▸ REQUIRED WORK:
In this exercise, return the whole listing exactly, excluding any images.

▸ DATA:

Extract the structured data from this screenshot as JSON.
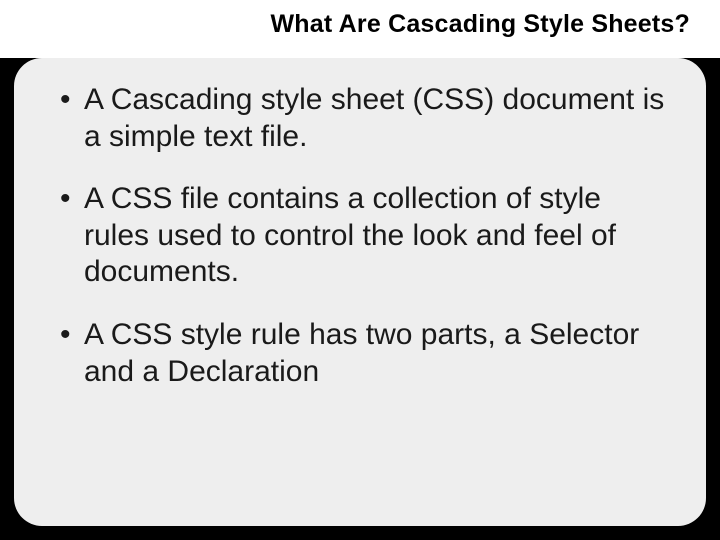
{
  "slide": {
    "title": "What Are Cascading Style Sheets?",
    "bullets": [
      "A Cascading style sheet (CSS) document is a simple text file.",
      "A CSS file contains a collection of style rules used to control the look and feel of documents.",
      "A CSS style rule has two parts, a Selector and a Declaration"
    ]
  }
}
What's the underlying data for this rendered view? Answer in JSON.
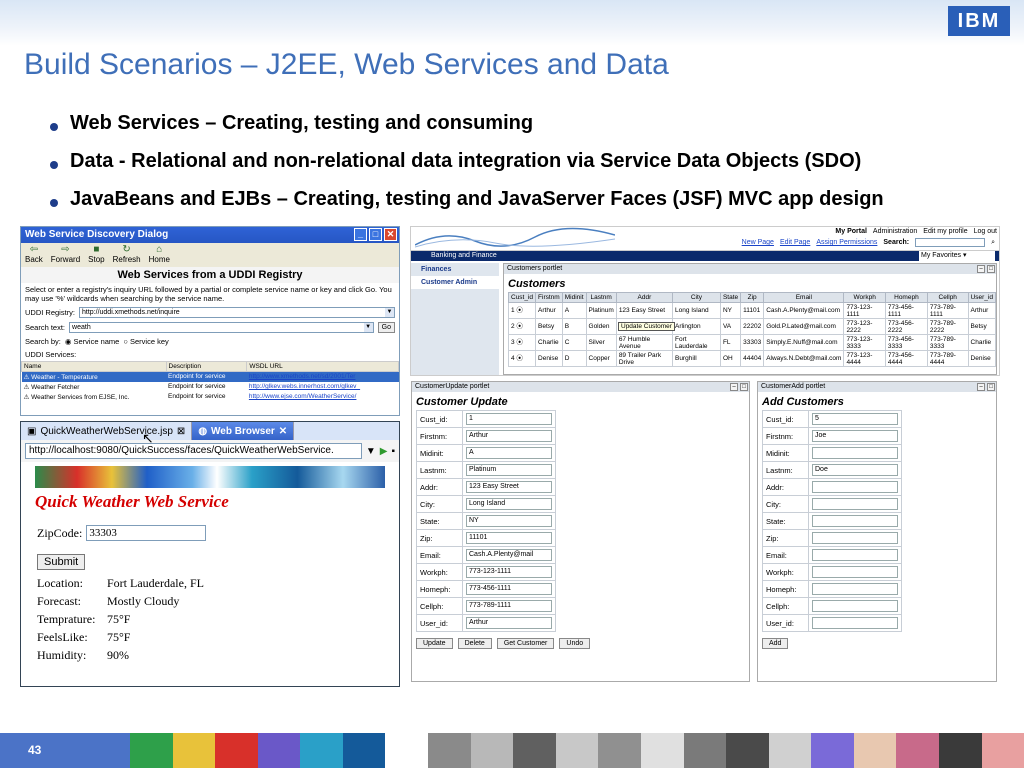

▸ ANSWER:
Extract the structured data from this screenshot as JSON.
{
  "slide": {
    "title": "What Are Cascading Style Sheets?",
    "bullets": [
      "A Cascading style sheet (CSS) document is a simple text file.",
      "A CSS file contains a collection of style rules used to control the look and feel of documents.",
      "A CSS style rule has two parts, a Selector and a Declaration"
    ]
  }
}
What's the underlying data for this rendered view? Answer in JSON.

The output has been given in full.